▶ _TASKS AND EXERCISES_
[A] Copy the passage about Bergman's Winter Light word for word, starting with "Near the end" and going on through "reading, the Passion.".
[B] Extend the essay on Bergman's Winter Light beyond its last sentence.

Arguing with the God Within

Near the end of Ingmar Bergman’s classic Winter Light, the troubled minister who is the film’s main character, can’t decide whether to hold the 3 o’clock service or not. His day has been especially depressing because he gave counseling to a parishioner who subsequently committed suicide that very afternoon, he fought with his mistress, and he has the flu. The church sexton, a disabled survivor of a railroad accident, talks to him about the part of the Gospels which he has been reading, the Passion.

Jesus, the sexton reasons, didn’t suffer all that much on the cross. Why, the janitor goes on, he personally suffered more pain in his life than the four hours that afflicted Jesus and his pain was probably much worse. No, the crucifixion is not the most important segment of the Passion. Think of the Garden of Gethsemane, he says. The Last Supper is done. The disciples who have accompanied him have no clue about what is about to happen, so they go to sleep. Jesus is all alone, so he kneels down to pray. And what does God the Father say to him? Nothing. God is silent. And that, the sexton reasons, is the most terrible ordeal that Jesus endures.

▶ _INFORMATION_

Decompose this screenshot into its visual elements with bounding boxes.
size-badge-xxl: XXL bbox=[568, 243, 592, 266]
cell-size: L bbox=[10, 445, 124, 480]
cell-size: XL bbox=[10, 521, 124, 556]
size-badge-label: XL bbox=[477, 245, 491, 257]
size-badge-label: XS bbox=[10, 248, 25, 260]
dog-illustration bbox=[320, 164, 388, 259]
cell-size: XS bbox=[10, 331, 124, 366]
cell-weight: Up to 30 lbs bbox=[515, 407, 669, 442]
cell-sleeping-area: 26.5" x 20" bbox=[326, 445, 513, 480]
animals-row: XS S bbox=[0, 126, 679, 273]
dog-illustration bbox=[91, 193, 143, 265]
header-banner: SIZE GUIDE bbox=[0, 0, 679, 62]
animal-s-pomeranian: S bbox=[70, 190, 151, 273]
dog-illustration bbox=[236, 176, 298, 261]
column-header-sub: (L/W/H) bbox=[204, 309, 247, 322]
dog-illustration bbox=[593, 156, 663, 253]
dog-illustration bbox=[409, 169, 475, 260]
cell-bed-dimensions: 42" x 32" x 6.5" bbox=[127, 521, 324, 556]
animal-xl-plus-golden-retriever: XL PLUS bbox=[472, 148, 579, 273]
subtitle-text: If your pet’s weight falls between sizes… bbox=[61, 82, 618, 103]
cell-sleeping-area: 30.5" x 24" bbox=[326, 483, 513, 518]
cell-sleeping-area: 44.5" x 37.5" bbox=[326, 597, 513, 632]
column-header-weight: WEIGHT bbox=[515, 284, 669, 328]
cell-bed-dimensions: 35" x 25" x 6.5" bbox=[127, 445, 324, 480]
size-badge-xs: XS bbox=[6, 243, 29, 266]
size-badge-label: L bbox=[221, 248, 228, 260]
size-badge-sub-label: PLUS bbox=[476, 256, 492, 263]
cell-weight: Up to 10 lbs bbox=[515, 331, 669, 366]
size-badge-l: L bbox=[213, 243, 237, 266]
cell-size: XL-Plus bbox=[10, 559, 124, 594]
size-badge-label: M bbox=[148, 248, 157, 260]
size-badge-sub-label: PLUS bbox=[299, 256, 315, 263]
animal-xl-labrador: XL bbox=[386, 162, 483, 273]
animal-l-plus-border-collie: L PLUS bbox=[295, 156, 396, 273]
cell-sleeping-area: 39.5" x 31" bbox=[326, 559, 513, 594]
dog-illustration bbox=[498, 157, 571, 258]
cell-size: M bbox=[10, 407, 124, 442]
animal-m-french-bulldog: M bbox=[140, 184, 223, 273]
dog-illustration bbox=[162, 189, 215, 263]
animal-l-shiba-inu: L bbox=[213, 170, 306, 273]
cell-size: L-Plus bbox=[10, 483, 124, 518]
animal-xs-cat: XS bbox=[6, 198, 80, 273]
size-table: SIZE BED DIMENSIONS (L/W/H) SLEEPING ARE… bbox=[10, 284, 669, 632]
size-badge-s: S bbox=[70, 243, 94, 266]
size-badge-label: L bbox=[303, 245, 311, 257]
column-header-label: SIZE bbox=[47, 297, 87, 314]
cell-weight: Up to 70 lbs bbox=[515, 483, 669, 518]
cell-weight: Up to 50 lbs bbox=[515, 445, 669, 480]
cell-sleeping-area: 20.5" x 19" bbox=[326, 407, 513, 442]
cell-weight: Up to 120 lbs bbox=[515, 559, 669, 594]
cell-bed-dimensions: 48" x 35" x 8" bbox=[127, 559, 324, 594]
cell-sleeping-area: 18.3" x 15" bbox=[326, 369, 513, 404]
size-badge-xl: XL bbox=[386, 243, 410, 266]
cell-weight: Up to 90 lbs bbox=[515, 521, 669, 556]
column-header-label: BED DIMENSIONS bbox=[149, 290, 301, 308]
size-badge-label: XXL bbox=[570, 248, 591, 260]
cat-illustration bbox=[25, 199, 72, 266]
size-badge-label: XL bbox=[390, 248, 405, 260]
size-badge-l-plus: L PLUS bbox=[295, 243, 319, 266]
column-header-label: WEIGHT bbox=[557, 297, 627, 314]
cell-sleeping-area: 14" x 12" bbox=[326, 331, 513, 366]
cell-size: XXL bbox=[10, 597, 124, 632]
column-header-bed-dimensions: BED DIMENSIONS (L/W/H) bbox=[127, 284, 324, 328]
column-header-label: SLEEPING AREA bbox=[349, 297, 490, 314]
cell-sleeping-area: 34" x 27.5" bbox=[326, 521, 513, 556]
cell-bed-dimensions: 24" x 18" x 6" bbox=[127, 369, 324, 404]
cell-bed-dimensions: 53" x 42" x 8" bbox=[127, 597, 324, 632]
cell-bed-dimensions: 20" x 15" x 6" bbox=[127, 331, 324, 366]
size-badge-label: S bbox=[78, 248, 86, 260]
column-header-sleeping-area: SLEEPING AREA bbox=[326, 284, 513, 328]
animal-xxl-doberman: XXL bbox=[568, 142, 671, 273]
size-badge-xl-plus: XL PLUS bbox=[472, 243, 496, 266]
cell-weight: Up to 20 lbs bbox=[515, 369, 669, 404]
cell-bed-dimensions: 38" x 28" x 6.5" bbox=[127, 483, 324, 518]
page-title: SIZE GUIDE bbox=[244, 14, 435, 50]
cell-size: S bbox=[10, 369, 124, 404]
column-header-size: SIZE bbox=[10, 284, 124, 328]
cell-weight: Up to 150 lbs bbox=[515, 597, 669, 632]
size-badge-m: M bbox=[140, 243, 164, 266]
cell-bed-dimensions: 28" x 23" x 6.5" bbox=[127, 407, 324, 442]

▶ _YOUR WRITTEN ANSWERS_
[A]
Near the end of Ingmar Bergman’s classic Winter Light, the troubled minister who is the film’s main character, can’t decide whether to hold the 3 o’clock service or not. His day has been especially depressing because he gave counseling to a parishioner who subsequently committed suicide that very afternoon, he fought with his mistress, and he has the flu. The church sexton, a disabled survivor of a railroad accident, talks to him about the part of the Gospels which he has been reading, the Passion.

[B]
Agnostic that I am, I still value the Gospels as a guide for understanding the suffering that is happening in my life. But what I would give for a silent God at times! In the void, my depressions fill the emptiness with the voice that is the worst of the Old Testament combined with Catholic guilt. I call this my inner god — a false god to be certain — because its primary purpose is to torment me. My illness exists, according to this voice, for the purpose of punishing me. But therapist after therapist has asked me What have I done that is so terrible that I deserve this constant hammering at my self-esteem? I can throw out a number of things, but they are all trivial compared to the actions of some of my peers who feel no shame for what they wreak against others. Surely there should come a place where my penance is over? But no matter what amends I make, the god inside me continues to berate me and declare me worthless.

One reason why I value my manias is that they shut down this voice entirely. Only my own ideations occupy me — obsessively. My thoughts race from project to project, propounding desperate philosophies that enthrall me more than methamphetamine. The evil god, the blasphemer against my happiness is put to death and does not rise again until I crash. Then for more than forty days at a stretch, the god assaults me with shame.

For the depressed and the anxious, the silence of God is a scream.